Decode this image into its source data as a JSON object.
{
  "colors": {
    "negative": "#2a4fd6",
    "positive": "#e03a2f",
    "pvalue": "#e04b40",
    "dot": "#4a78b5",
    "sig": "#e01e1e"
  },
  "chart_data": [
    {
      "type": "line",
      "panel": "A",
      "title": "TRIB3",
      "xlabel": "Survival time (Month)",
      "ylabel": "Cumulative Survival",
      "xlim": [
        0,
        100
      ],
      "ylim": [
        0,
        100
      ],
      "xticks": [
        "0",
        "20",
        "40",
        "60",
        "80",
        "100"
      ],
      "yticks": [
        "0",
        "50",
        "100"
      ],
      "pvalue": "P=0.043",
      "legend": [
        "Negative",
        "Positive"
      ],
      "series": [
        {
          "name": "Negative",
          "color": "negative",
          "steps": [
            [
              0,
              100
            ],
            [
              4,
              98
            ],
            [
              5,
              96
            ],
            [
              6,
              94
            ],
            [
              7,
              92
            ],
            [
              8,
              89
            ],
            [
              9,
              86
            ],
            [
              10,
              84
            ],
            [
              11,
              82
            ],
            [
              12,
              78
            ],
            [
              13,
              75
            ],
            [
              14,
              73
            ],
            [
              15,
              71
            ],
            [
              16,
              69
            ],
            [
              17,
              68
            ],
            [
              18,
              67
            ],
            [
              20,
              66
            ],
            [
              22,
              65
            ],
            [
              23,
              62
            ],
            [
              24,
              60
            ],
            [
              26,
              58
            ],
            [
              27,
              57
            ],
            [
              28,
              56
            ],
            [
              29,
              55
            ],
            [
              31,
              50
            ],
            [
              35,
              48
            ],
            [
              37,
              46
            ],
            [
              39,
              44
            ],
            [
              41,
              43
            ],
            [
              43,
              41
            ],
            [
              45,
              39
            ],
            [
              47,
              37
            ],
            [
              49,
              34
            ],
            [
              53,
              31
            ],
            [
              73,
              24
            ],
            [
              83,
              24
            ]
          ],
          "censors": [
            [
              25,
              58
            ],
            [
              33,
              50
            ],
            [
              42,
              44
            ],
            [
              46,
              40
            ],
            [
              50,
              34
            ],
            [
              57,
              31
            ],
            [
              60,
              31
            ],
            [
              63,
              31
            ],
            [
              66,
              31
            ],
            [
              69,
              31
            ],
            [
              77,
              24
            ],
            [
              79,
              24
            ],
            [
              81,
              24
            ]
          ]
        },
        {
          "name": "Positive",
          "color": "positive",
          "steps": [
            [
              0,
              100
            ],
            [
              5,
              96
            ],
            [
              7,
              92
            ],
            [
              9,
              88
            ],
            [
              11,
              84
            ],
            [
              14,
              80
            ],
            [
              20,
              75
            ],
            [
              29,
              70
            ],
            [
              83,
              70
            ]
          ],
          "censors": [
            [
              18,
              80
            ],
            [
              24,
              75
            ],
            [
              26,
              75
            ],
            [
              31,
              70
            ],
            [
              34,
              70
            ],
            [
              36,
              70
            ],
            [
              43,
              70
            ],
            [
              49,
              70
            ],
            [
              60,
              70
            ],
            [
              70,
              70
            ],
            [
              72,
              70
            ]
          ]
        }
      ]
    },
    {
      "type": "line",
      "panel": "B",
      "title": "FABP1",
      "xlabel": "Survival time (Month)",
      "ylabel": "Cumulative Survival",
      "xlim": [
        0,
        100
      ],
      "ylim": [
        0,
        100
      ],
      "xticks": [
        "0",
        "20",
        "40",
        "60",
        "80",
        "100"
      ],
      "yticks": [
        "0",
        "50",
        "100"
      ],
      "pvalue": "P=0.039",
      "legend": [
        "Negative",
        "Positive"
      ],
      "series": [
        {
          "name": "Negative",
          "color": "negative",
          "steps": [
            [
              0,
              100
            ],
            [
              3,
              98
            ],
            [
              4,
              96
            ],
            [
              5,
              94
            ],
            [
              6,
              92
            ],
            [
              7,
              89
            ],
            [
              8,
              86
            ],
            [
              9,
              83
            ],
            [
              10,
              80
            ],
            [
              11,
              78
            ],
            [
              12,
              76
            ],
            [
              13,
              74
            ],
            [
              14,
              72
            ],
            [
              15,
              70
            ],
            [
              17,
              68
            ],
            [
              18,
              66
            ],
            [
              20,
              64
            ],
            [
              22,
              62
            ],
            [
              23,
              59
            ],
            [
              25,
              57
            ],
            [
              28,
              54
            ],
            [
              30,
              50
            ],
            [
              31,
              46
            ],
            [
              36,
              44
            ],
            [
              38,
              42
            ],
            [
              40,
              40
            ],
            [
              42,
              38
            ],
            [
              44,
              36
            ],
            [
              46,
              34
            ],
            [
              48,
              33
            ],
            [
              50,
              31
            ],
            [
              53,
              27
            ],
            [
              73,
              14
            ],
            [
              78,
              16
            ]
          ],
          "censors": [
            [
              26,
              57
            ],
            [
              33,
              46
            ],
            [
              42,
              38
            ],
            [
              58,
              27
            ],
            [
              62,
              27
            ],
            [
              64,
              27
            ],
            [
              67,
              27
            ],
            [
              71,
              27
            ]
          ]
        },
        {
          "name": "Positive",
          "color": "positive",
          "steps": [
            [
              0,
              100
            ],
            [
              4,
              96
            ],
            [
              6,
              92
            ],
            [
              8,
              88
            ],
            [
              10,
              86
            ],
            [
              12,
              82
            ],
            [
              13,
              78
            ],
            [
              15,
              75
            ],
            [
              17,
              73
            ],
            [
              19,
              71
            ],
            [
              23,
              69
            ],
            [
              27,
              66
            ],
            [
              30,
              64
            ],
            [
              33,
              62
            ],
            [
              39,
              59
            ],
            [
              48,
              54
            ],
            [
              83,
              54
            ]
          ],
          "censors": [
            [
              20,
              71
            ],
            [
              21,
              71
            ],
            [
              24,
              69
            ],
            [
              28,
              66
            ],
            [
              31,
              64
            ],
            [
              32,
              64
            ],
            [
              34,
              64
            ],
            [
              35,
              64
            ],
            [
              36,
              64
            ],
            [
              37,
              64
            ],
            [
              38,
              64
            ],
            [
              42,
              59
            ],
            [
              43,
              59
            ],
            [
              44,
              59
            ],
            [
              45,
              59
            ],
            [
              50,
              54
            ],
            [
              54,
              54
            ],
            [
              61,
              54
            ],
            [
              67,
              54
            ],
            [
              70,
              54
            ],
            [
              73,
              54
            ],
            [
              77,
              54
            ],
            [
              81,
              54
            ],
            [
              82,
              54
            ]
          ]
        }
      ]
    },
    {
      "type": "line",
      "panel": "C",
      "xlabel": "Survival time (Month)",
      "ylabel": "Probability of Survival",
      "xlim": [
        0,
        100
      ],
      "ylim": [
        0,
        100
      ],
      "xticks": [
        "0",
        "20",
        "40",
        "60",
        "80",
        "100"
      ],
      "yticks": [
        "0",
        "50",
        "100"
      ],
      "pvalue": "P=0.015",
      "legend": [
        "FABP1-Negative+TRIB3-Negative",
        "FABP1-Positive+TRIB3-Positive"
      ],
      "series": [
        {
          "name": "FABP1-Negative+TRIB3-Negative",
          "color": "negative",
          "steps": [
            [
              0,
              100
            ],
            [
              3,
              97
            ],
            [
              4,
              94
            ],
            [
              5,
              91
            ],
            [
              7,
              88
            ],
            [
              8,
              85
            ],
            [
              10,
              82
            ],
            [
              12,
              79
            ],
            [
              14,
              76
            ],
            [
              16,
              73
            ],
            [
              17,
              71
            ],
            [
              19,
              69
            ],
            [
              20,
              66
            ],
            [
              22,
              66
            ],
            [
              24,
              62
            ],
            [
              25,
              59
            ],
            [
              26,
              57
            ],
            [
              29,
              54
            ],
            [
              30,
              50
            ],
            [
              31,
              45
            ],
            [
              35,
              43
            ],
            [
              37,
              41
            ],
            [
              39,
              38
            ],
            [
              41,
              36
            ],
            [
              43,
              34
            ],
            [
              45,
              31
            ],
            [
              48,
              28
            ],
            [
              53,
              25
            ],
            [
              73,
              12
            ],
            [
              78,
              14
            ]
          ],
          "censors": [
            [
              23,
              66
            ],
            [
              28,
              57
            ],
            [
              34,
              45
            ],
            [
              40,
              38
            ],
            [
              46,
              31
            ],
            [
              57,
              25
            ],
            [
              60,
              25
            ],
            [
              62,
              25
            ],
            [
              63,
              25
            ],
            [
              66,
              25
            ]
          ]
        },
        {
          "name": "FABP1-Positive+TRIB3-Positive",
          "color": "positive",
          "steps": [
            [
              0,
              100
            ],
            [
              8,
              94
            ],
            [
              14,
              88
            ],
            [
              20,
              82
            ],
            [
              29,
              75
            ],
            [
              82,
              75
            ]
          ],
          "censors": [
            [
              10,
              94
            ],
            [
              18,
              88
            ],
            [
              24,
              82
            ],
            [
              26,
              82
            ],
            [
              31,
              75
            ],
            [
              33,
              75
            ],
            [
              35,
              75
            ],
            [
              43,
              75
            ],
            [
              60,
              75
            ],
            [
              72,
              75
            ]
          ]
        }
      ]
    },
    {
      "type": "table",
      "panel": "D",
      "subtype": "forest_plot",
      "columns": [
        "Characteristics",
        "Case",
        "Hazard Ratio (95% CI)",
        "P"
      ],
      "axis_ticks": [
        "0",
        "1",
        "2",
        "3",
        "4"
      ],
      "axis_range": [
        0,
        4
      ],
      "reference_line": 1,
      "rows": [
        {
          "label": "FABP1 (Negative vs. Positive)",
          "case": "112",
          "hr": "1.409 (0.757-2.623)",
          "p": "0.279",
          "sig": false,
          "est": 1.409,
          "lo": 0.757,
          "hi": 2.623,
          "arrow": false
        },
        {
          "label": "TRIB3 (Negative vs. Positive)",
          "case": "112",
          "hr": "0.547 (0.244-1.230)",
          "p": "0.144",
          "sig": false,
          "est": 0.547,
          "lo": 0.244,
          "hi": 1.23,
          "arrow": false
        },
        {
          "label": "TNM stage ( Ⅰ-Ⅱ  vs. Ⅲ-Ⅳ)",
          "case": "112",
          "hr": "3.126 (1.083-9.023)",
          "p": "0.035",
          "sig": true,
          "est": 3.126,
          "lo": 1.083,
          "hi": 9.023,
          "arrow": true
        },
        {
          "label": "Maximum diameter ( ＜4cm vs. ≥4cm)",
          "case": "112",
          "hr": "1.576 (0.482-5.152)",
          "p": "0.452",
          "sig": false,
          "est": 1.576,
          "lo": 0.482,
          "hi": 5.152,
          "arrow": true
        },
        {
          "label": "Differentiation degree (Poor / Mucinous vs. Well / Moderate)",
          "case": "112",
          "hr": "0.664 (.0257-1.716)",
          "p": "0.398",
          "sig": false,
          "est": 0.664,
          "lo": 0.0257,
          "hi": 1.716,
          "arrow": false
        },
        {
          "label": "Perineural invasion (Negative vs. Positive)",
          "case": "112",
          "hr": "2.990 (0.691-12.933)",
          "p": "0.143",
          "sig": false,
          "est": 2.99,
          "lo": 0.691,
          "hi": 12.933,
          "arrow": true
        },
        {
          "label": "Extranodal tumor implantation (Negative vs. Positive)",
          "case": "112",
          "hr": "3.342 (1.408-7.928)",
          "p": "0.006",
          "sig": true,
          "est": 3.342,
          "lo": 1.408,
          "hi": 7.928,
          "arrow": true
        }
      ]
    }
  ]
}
----
**YOUR GOAL**
Wherever a line in the data above holds "pvalue", copy that line.

**COMPLETED EXERCISE**
    "pvalue": "#e04b40",
      "pvalue": "P=0.043",
      "pvalue": "P=0.039",
      "pvalue": "P=0.015",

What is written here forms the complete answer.